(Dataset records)
'''
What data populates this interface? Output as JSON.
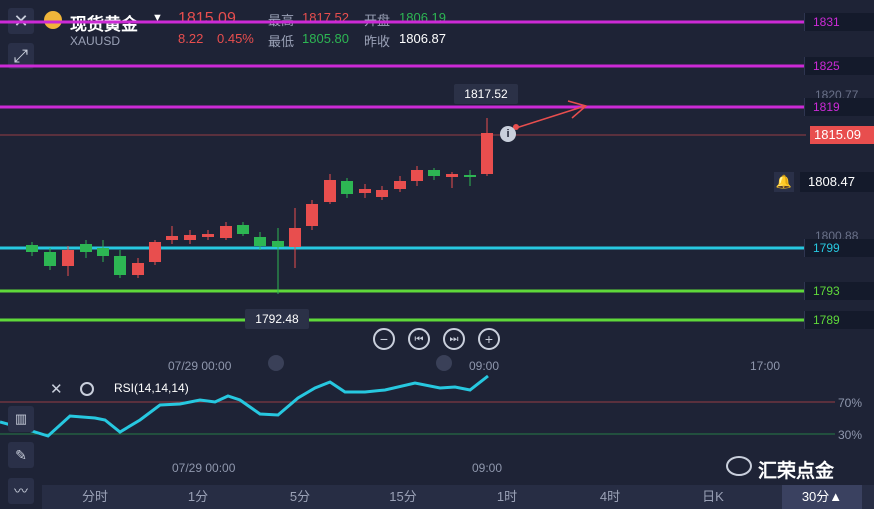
{
  "instrument": {
    "name": "现货黄金",
    "symbol": "XAUUSD",
    "last": "1815.09",
    "change": "8.22",
    "change_pct": "0.45%",
    "high_label": "最高",
    "high": "1817.52",
    "low_label": "最低",
    "low": "1805.80",
    "open_label": "开盘",
    "open": "1806.19",
    "prev_close_label": "昨收",
    "prev_close": "1806.87"
  },
  "price_axis": {
    "current_tag": "1815.09",
    "alert_tag": "1808.47",
    "tick_1820": "1820.77",
    "tick_1800": "1800.88"
  },
  "levels": [
    {
      "label": "1831",
      "color": "#cc2ad6"
    },
    {
      "label": "1825",
      "color": "#cc2ad6"
    },
    {
      "label": "1819",
      "color": "#cc2ad6"
    },
    {
      "label": "1799",
      "color": "#27c8e0"
    },
    {
      "label": "1793",
      "color": "#5fd83a"
    },
    {
      "label": "1789",
      "color": "#5fd83a"
    }
  ],
  "callouts": {
    "high_marker": "1817.52",
    "low_marker": "1792.48"
  },
  "time_axis": [
    "07/29 00:00",
    "09:00",
    "17:00"
  ],
  "rsi": {
    "label": "RSI(14,14,14)",
    "level_high": "70%",
    "level_low": "30%",
    "time_axis": [
      "07/29 00:00",
      "09:00"
    ]
  },
  "timeframe_tabs": [
    "分时",
    "1分",
    "5分",
    "15分",
    "1时",
    "4时",
    "日K",
    "30分▲"
  ],
  "active_tab_index": 7,
  "watermark": "汇荣点金",
  "colors": {
    "up": "#e84e4e",
    "down": "#2db653",
    "rsi": "#27c8e0"
  }
}
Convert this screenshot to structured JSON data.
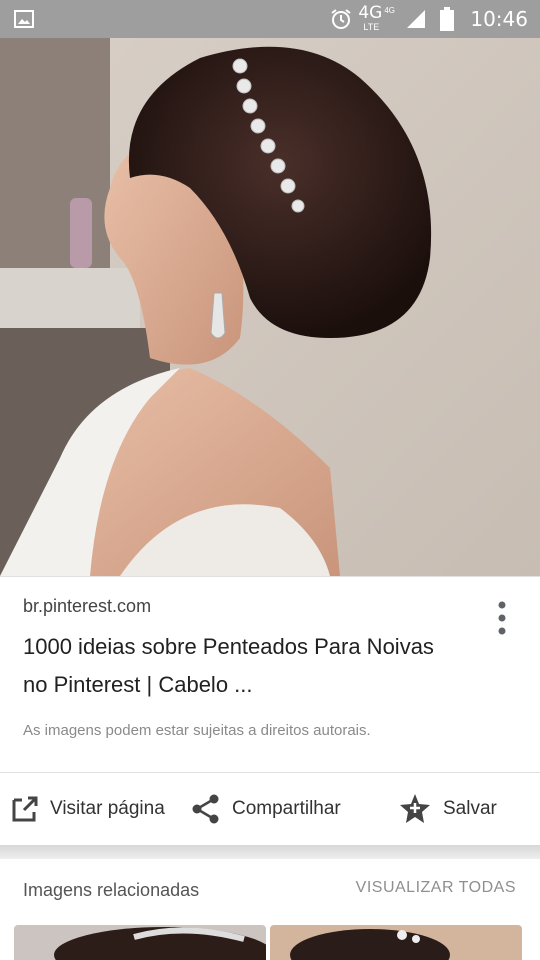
{
  "status_bar": {
    "network": "4G",
    "network_sub": "4G",
    "network_tech": "LTE",
    "time": "10:46"
  },
  "result": {
    "domain": "br.pinterest.com",
    "title": "1000 ideias sobre Penteados Para Noivas no Pinterest | Cabelo ...",
    "notice": "As imagens podem estar sujeitas a direitos autorais."
  },
  "actions": {
    "visit": "Visitar página",
    "share": "Compartilhar",
    "save": "Salvar"
  },
  "related": {
    "title": "Imagens relacionadas",
    "view_all": "VISUALIZAR TODAS"
  },
  "icons": [
    "image-icon",
    "alarm-icon",
    "signal-icon",
    "battery-icon",
    "more-vert-icon",
    "open-in-new-icon",
    "share-icon",
    "star-add-icon"
  ]
}
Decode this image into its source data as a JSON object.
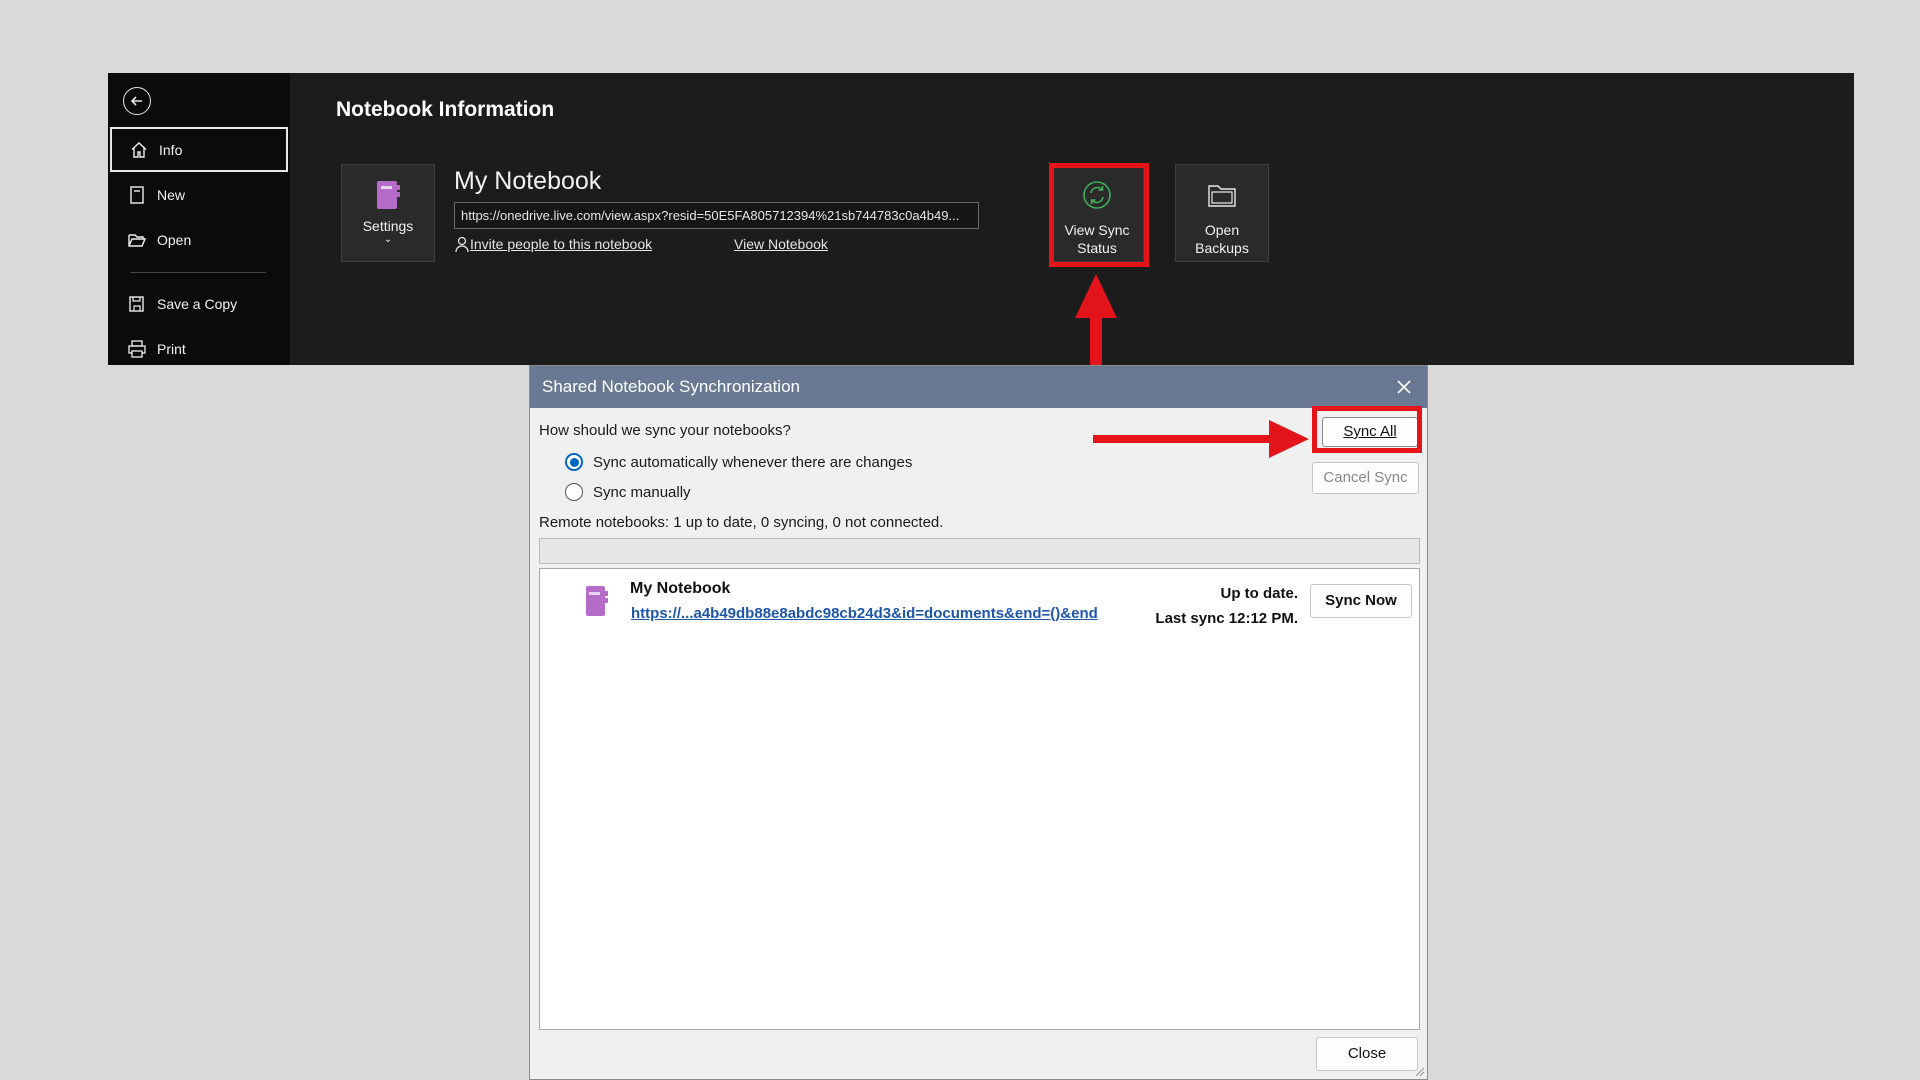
{
  "backstage": {
    "title": "Notebook Information",
    "nav": {
      "back_icon": "back-arrow-icon",
      "items": [
        {
          "label": "Info",
          "icon": "home-icon"
        },
        {
          "label": "New",
          "icon": "new-page-icon"
        },
        {
          "label": "Open",
          "icon": "folder-open-icon"
        },
        {
          "label": "Save a Copy",
          "icon": "save-copy-icon"
        },
        {
          "label": "Print",
          "icon": "printer-icon"
        }
      ]
    },
    "settings_label": "Settings",
    "notebook_name": "My Notebook",
    "notebook_url": "https://onedrive.live.com/view.aspx?resid=50E5FA805712394%21sb744783c0a4b49...",
    "invite_label": "Invite people to this notebook",
    "view_label": "View Notebook",
    "tiles": {
      "sync_line1": "View Sync",
      "sync_line2": "Status",
      "backups_line1": "Open",
      "backups_line2": "Backups"
    }
  },
  "dialog": {
    "title": "Shared Notebook Synchronization",
    "question": "How should we sync your notebooks?",
    "options": [
      {
        "label": "Sync automatically whenever there are changes",
        "selected": true
      },
      {
        "label": "Sync manually",
        "selected": false
      }
    ],
    "remote_status": "Remote notebooks: 1 up to date, 0 syncing, 0 not connected.",
    "progress": 0,
    "buttons": {
      "sync_all": "Sync All",
      "cancel_sync": "Cancel Sync",
      "sync_now": "Sync Now",
      "close": "Close"
    },
    "notebooks": [
      {
        "name": "My Notebook",
        "url": "https://...a4b49db88e8abdc98cb24d3&id=documents&end=()&end",
        "status": "Up to date.",
        "last_sync": "Last sync 12:12 PM."
      }
    ]
  },
  "colors": {
    "highlight": "#e3151b",
    "notebook_purple": "#b46cc8",
    "dialog_titlebar": "#697993",
    "link_blue": "#1e56a8",
    "radio_blue": "#0067c0"
  }
}
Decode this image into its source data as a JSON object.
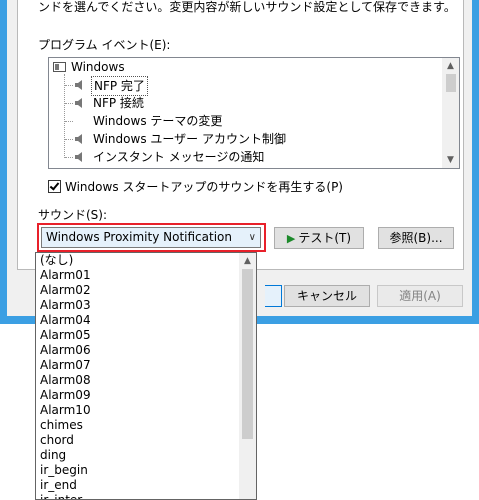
{
  "instructions_text": "ンドを選んでください。変更内容が新しいサウンド設定として保存できます。",
  "events_label": "プログラム イベント(E):",
  "events": [
    {
      "label": "Windows",
      "kind": "group"
    },
    {
      "label": "NFP 完了",
      "kind": "sound",
      "selected": true
    },
    {
      "label": "NFP 接続",
      "kind": "sound"
    },
    {
      "label": "Windows テーマの変更",
      "kind": "none"
    },
    {
      "label": "Windows ユーザー アカウント制御",
      "kind": "sound"
    },
    {
      "label": "インスタント メッセージの通知",
      "kind": "sound"
    }
  ],
  "startup_checkbox": {
    "label": "Windows スタートアップのサウンドを再生する(P)",
    "checked": true
  },
  "sound_label": "サウンド(S):",
  "sound_combo": {
    "value": "Windows Proximity Notification"
  },
  "test_button": "テスト(T)",
  "browse_button": "参照(B)...",
  "cancel_button": "キャンセル",
  "apply_button": "適用(A)",
  "dropdown_options": [
    "(なし)",
    "Alarm01",
    "Alarm02",
    "Alarm03",
    "Alarm04",
    "Alarm05",
    "Alarm06",
    "Alarm07",
    "Alarm08",
    "Alarm09",
    "Alarm10",
    "chimes",
    "chord",
    "ding",
    "ir_begin",
    "ir_end",
    "ir_inter"
  ],
  "colors": {
    "accent_blue": "#3b9fe3",
    "highlight_red": "#e8202a",
    "play_green": "#1d8a2b"
  }
}
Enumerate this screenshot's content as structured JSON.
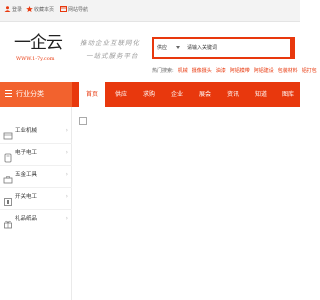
{
  "topbar": {
    "links": [
      {
        "label": "登录",
        "icon": "user-icon"
      },
      {
        "label": "收藏本页",
        "icon": "star-icon"
      },
      {
        "label": "网站导航",
        "icon": "sitemap-icon"
      }
    ]
  },
  "header": {
    "logo_text": "一企云",
    "logo_url": "WWW.1-7y.com",
    "slogan_line1": "推动企业互联网化",
    "slogan_line2": "一站式服务平台"
  },
  "search": {
    "type_label": "供应",
    "placeholder": "请输入关键词"
  },
  "hot": {
    "label": "热门搜索:",
    "items": [
      "机械",
      "摄像摄头",
      "油漆",
      "阿铝模带",
      "阿铝建设",
      "包装材料",
      "铝打包"
    ]
  },
  "nav": {
    "category_title": "行业分类",
    "tabs": [
      "首页",
      "供应",
      "求购",
      "企业",
      "展会",
      "资讯",
      "知道",
      "图库"
    ]
  },
  "categories": [
    {
      "label": "工业机械",
      "icon": "machine-icon"
    },
    {
      "label": "电子电工",
      "icon": "electronics-icon"
    },
    {
      "label": "五金工具",
      "icon": "hardware-tools-icon"
    },
    {
      "label": "开关电工",
      "icon": "switch-icon"
    },
    {
      "label": "礼品纸品",
      "icon": "gift-icon"
    }
  ],
  "colors": {
    "brand": "#e8380d",
    "category_header": "#f2622e"
  }
}
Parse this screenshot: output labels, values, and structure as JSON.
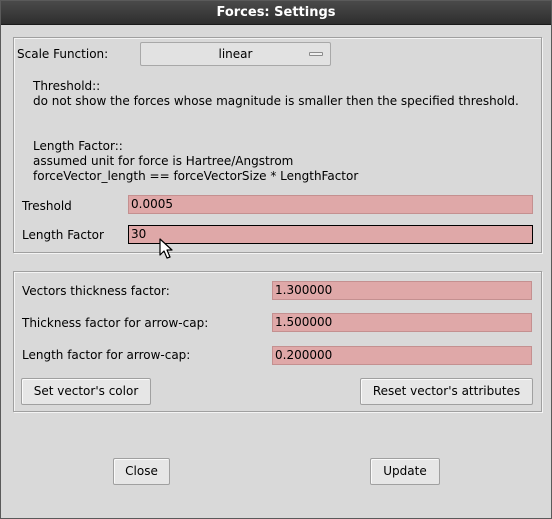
{
  "window": {
    "title": "Forces: Settings"
  },
  "scale": {
    "label": "Scale Function:",
    "selected": "linear",
    "threshold_heading": "Threshold::",
    "threshold_desc": "do not show the forces whose magnitude is smaller then the specified threshold.",
    "length_heading": "Length Factor::",
    "length_desc1": "assumed unit for force is Hartree/Angstrom",
    "length_desc2": "forceVector_length == forceVectorSize * LengthFactor",
    "treshold_label": "Treshold",
    "treshold_value": "0.0005",
    "length_factor_label": "Length Factor",
    "length_factor_value": "30"
  },
  "vectors": {
    "thickness_label": "Vectors thickness factor:",
    "thickness_value": "1.300000",
    "cap_thickness_label": "Thickness factor for arrow-cap:",
    "cap_thickness_value": "1.500000",
    "cap_length_label": "Length factor for arrow-cap:",
    "cap_length_value": "0.200000",
    "set_color_label": "Set vector's color",
    "reset_label": "Reset vector's attributes"
  },
  "buttons": {
    "close": "Close",
    "update": "Update"
  },
  "icons": {
    "dropdown": "dropdown-arrow-icon",
    "cursor": "mouse-pointer-icon"
  }
}
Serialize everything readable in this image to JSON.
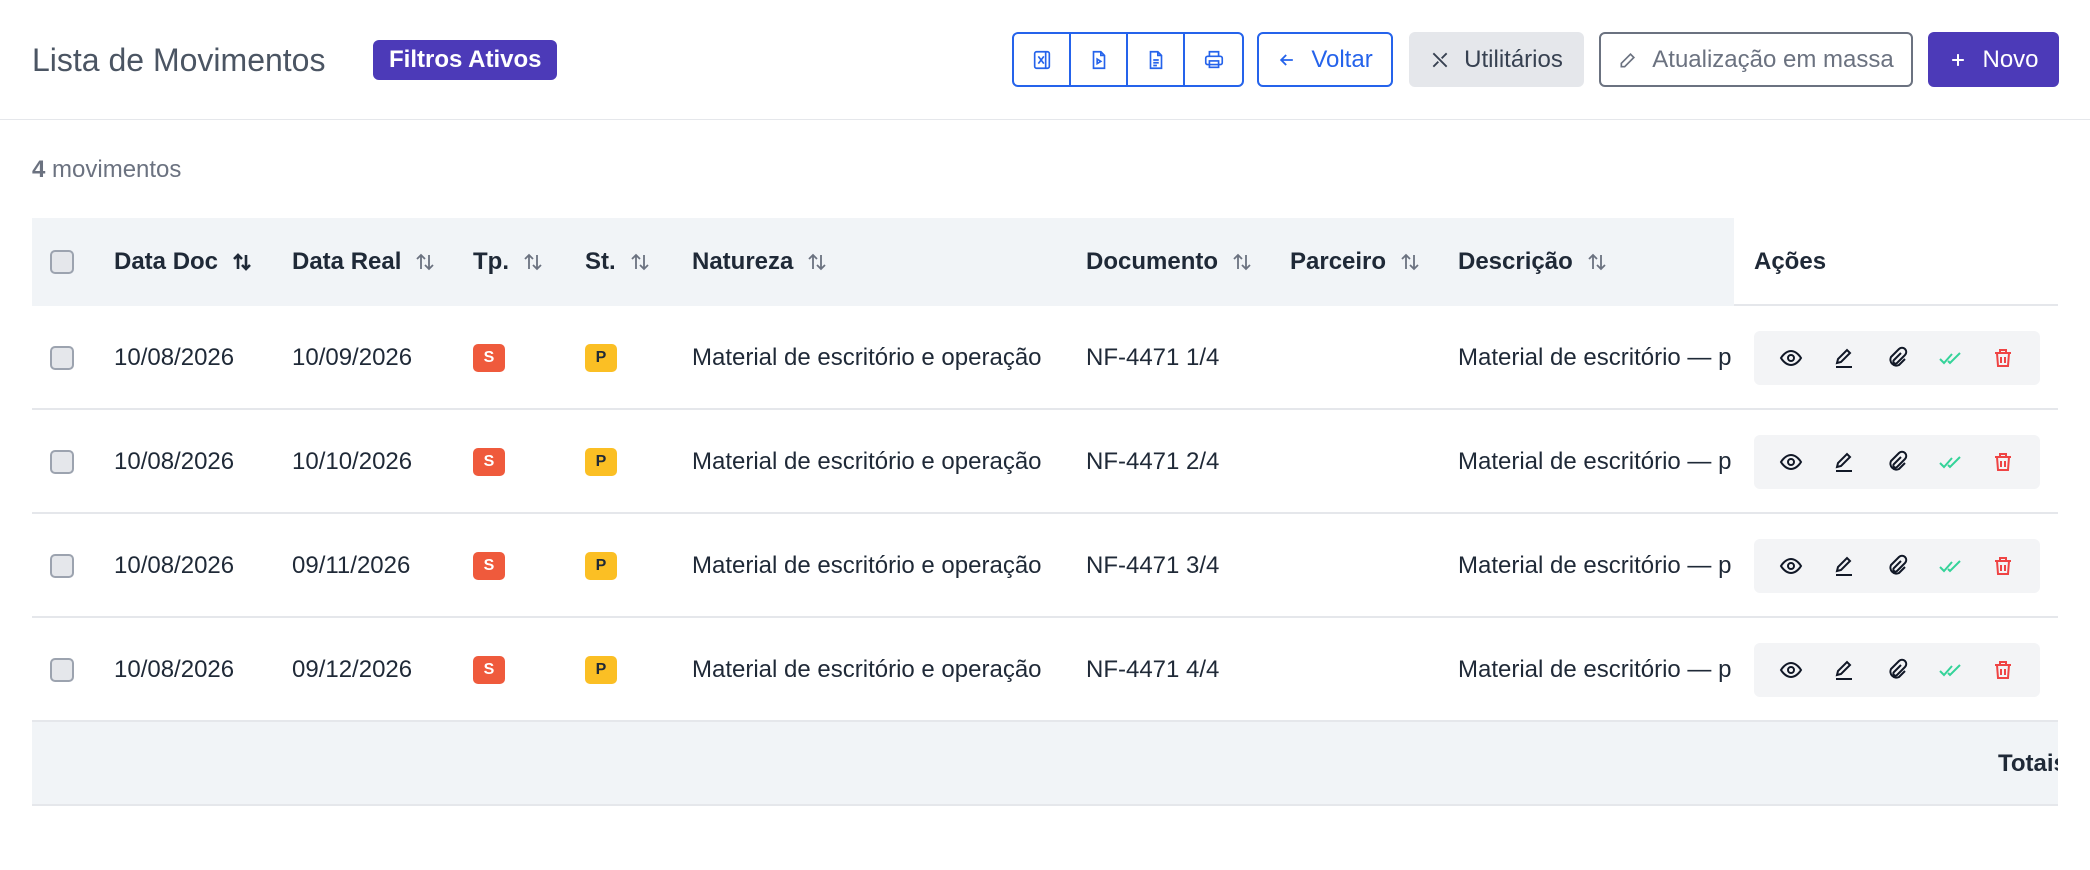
'''
TASK TO CARRY OUT: Which lines contain "selected"? Copy each of them.

EXERCISE ANSWER:
        "selected": true
        "selected": false
      "selected": true
    "selected": "linear",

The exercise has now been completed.